■ Objective: Count every line of the listing where the string "name" occurs, and reply with the count alone.

Extracted data entries
+-------+

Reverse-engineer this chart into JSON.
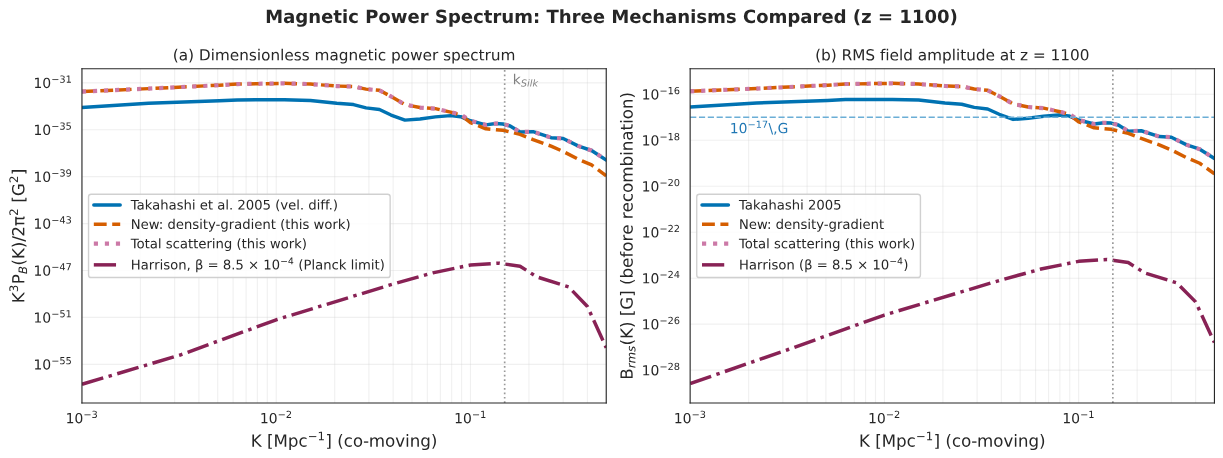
{
  "chart_data": [
    {
      "type": "line",
      "title": "(a) Dimensionless magnetic power spectrum",
      "annotations": [
        "Magnetic Power Spectrum: Three Mechanisms Compared (z = 1100)"
      ],
      "xlabel": "K [Mpc$^{−1}$] (co-moving)",
      "ylabel": "K$^{3}$P$_{B}$(K)/2π$^{2}$ [G$^{2}$]",
      "log": "xy",
      "grid": true,
      "legend": "center left",
      "xlim": [
        0.001,
        0.5
      ],
      "xticks": [
        {
          "value": 0.001,
          "label": "10$^{−3}$"
        },
        {
          "value": 0.01,
          "label": "10$^{−2}$"
        },
        {
          "value": 0.1,
          "label": "10$^{−1}$"
        }
      ],
      "ylim": [
        5e-59,
        1.6e-30
      ],
      "yticks": [
        {
          "value": 1e-31,
          "label": "10$^{−31}$"
        },
        {
          "value": 1e-35,
          "label": "10$^{−35}$"
        },
        {
          "value": 1e-39,
          "label": "10$^{−39}$"
        },
        {
          "value": 1e-43,
          "label": "10$^{−43}$"
        },
        {
          "value": 1e-47,
          "label": "10$^{−47}$"
        },
        {
          "value": 1e-51,
          "label": "10$^{−51}$"
        },
        {
          "value": 1e-55,
          "label": "10$^{−55}$"
        }
      ],
      "ref_lines": [
        {
          "axis": "x",
          "value": 0.15,
          "label": "k$_{Silk}$",
          "color": "#999999",
          "line_style": "dotted"
        }
      ],
      "series": [
        {
          "name": "Takahashi et al. 2005 (vel. diff.)",
          "color": "#0072b2",
          "line_style": "solid",
          "x": [
            0.001,
            0.0022,
            0.0051,
            0.0063,
            0.011,
            0.015,
            0.0205,
            0.025,
            0.029,
            0.034,
            0.039,
            0.046,
            0.055,
            0.066,
            0.079,
            0.089,
            0.1,
            0.12,
            0.135,
            0.147,
            0.16,
            0.18,
            0.21,
            0.26,
            0.3,
            0.36,
            0.42,
            0.5
          ],
          "values": [
            7.8e-34,
            1.8e-33,
            2.9e-33,
            3.5e-33,
            3.6e-33,
            3.1e-33,
            1.8e-33,
            1.4e-33,
            7.3e-34,
            5.3e-34,
            1.8e-34,
            6.6e-35,
            8.3e-35,
            1.25e-34,
            1.6e-34,
            1.3e-34,
            5.8e-35,
            2.6e-35,
            3.4e-35,
            3.1e-35,
            2.1e-35,
            6.3e-36,
            6.8e-36,
            2.1e-36,
            1.8e-36,
            4e-37,
            1.7e-37,
            2.6e-38
          ]
        },
        {
          "name": "New: density-gradient (this work)",
          "color": "#d55e00",
          "line_style": "dashed",
          "x": [
            0.001,
            0.0022,
            0.0051,
            0.0063,
            0.011,
            0.015,
            0.0205,
            0.025,
            0.029,
            0.034,
            0.039,
            0.046,
            0.055,
            0.066,
            0.079,
            0.089,
            0.1,
            0.12,
            0.147,
            0.18,
            0.21,
            0.26,
            0.3,
            0.36,
            0.42,
            0.5
          ],
          "values": [
            1.8e-32,
            3.2e-32,
            6.3e-32,
            7.8e-32,
            9e-32,
            7.8e-32,
            5.3e-32,
            4.8e-32,
            2.9e-32,
            2.3e-32,
            6.9e-33,
            1.4e-33,
            7.8e-34,
            6.3e-34,
            3.2e-34,
            1.8e-34,
            4e-35,
            1.2e-35,
            9e-36,
            4e-36,
            1.44e-36,
            4e-37,
            1.4e-37,
            3e-38,
            1e-38,
            1.2e-39
          ]
        },
        {
          "name": "Total scattering (this work)",
          "color": "#cc79a7",
          "line_style": "dotted",
          "x": [
            0.001,
            0.0022,
            0.0051,
            0.0063,
            0.011,
            0.015,
            0.0205,
            0.025,
            0.029,
            0.034,
            0.039,
            0.046,
            0.055,
            0.066,
            0.079,
            0.089,
            0.1,
            0.12,
            0.135,
            0.147,
            0.16,
            0.18,
            0.21,
            0.26,
            0.3,
            0.36,
            0.42,
            0.5
          ],
          "values": [
            1.8e-32,
            3.2e-32,
            6.3e-32,
            7.8e-32,
            9e-32,
            7.8e-32,
            5.3e-32,
            4.8e-32,
            2.9e-32,
            2.3e-32,
            6.9e-33,
            1.4e-33,
            7.8e-34,
            6.3e-34,
            3.2e-34,
            2e-34,
            5.8e-35,
            2.6e-35,
            3.4e-35,
            3.1e-35,
            2.1e-35,
            6.3e-36,
            6.8e-36,
            2.1e-36,
            1.8e-36,
            4e-37,
            1.7e-37,
            2.6e-38
          ]
        },
        {
          "name": "Harrison, β = 8.5 × 10$^{−4}$ (Planck limit)",
          "color": "#882255",
          "line_style": "dashdot",
          "x": [
            0.001,
            0.0032,
            0.01,
            0.039,
            0.064,
            0.1,
            0.14,
            0.18,
            0.22,
            0.32,
            0.4,
            0.5
          ],
          "values": [
            2e-57,
            6.2e-55,
            6.3e-52,
            6.2e-49,
            6.3e-48,
            2.9e-47,
            4.2e-47,
            2.3e-47,
            2.8e-48,
            4e-49,
            8.6e-51,
            2.6e-54
          ]
        }
      ]
    },
    {
      "type": "line",
      "title": "(b) RMS field amplitude at z = 1100",
      "xlabel": "K [Mpc$^{−1}$] (co-moving)",
      "ylabel": "B$_{rms}$(K) [G] (before recombination)",
      "log": "xy",
      "grid": true,
      "legend": "center left",
      "xlim": [
        0.001,
        0.5
      ],
      "xticks": [
        {
          "value": 0.001,
          "label": "10$^{−3}$"
        },
        {
          "value": 0.01,
          "label": "10$^{−2}$"
        },
        {
          "value": 0.1,
          "label": "10$^{−1}$"
        }
      ],
      "ylim": [
        3.7e-30,
        1.3e-15
      ],
      "yticks": [
        {
          "value": 1e-16,
          "label": "10$^{−16}$"
        },
        {
          "value": 1e-18,
          "label": "10$^{−18}$"
        },
        {
          "value": 1e-20,
          "label": "10$^{−20}$"
        },
        {
          "value": 1e-22,
          "label": "10$^{−22}$"
        },
        {
          "value": 1e-24,
          "label": "10$^{−24}$"
        },
        {
          "value": 1e-26,
          "label": "10$^{−26}$"
        },
        {
          "value": 1e-28,
          "label": "10$^{−28}$"
        }
      ],
      "ref_lines": [
        {
          "axis": "x",
          "value": 0.15,
          "color": "#999999",
          "line_style": "dotted"
        },
        {
          "axis": "y",
          "value": 1e-17,
          "label": "10$^{−17}$\\,G",
          "color": "#6baed6",
          "line_style": "dashed"
        }
      ],
      "series": [
        {
          "name": "Takahashi 2005",
          "color": "#0072b2",
          "line_style": "solid",
          "x": [
            0.001,
            0.0022,
            0.0051,
            0.0063,
            0.011,
            0.015,
            0.0205,
            0.025,
            0.029,
            0.034,
            0.039,
            0.046,
            0.055,
            0.066,
            0.079,
            0.089,
            0.1,
            0.12,
            0.135,
            0.147,
            0.16,
            0.18,
            0.21,
            0.26,
            0.3,
            0.36,
            0.42,
            0.5
          ],
          "values": [
            2.8e-17,
            4.2e-17,
            5.4e-17,
            5.9e-17,
            6e-17,
            5.6e-17,
            4.2e-17,
            3.7e-17,
            2.7e-17,
            2.3e-17,
            1.35e-17,
            8.1e-18,
            9.1e-18,
            1.12e-17,
            1.26e-17,
            1.15e-17,
            7.6e-18,
            5.1e-18,
            5.8e-18,
            5.6e-18,
            4.6e-18,
            2.5e-18,
            2.6e-18,
            1.45e-18,
            1.35e-18,
            6.3e-19,
            4.1e-19,
            1.6e-19
          ]
        },
        {
          "name": "New: density-gradient",
          "color": "#d55e00",
          "line_style": "dashed",
          "x": [
            0.001,
            0.0022,
            0.0051,
            0.0063,
            0.011,
            0.015,
            0.0205,
            0.025,
            0.029,
            0.034,
            0.039,
            0.046,
            0.055,
            0.066,
            0.079,
            0.089,
            0.1,
            0.12,
            0.147,
            0.18,
            0.21,
            0.26,
            0.3,
            0.36,
            0.42,
            0.5
          ],
          "values": [
            1.35e-16,
            1.78e-16,
            2.5e-16,
            2.8e-16,
            3e-16,
            2.8e-16,
            2.3e-16,
            2.2e-16,
            1.7e-16,
            1.5e-16,
            8.3e-17,
            3.8e-17,
            2.8e-17,
            2.5e-17,
            1.78e-17,
            1.35e-17,
            6.3e-18,
            3.5e-18,
            3e-18,
            2e-18,
            1.2e-18,
            6.3e-19,
            3.8e-19,
            1.74e-19,
            1e-19,
            3.5e-20
          ]
        },
        {
          "name": "Total scattering (this work)",
          "color": "#cc79a7",
          "line_style": "dotted",
          "x": [
            0.001,
            0.0022,
            0.0051,
            0.0063,
            0.011,
            0.015,
            0.0205,
            0.025,
            0.029,
            0.034,
            0.039,
            0.046,
            0.055,
            0.066,
            0.079,
            0.089,
            0.1,
            0.12,
            0.135,
            0.147,
            0.16,
            0.18,
            0.21,
            0.26,
            0.3,
            0.36,
            0.42,
            0.5
          ],
          "values": [
            1.35e-16,
            1.78e-16,
            2.5e-16,
            2.8e-16,
            3e-16,
            2.8e-16,
            2.3e-16,
            2.2e-16,
            1.7e-16,
            1.5e-16,
            8.3e-17,
            3.8e-17,
            2.8e-17,
            2.5e-17,
            1.78e-17,
            1.4e-17,
            7.6e-18,
            5.1e-18,
            5.8e-18,
            5.6e-18,
            4.6e-18,
            2.5e-18,
            2.6e-18,
            1.45e-18,
            1.35e-18,
            6.3e-19,
            4.1e-19,
            1.6e-19
          ]
        },
        {
          "name": "Harrison (β = 8.5 × 10$^{−4}$)",
          "color": "#882255",
          "line_style": "dashdot",
          "x": [
            0.001,
            0.0032,
            0.01,
            0.039,
            0.064,
            0.1,
            0.14,
            0.18,
            0.22,
            0.32,
            0.4,
            0.5
          ],
          "values": [
            2.6e-29,
            7.9e-28,
            2.5e-26,
            7.9e-25,
            2.5e-24,
            5.4e-24,
            6.5e-24,
            4.8e-24,
            1.66e-24,
            6.3e-25,
            9.3e-26,
            1.6e-27
          ]
        }
      ]
    }
  ]
}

+-------+

■ Reply: 8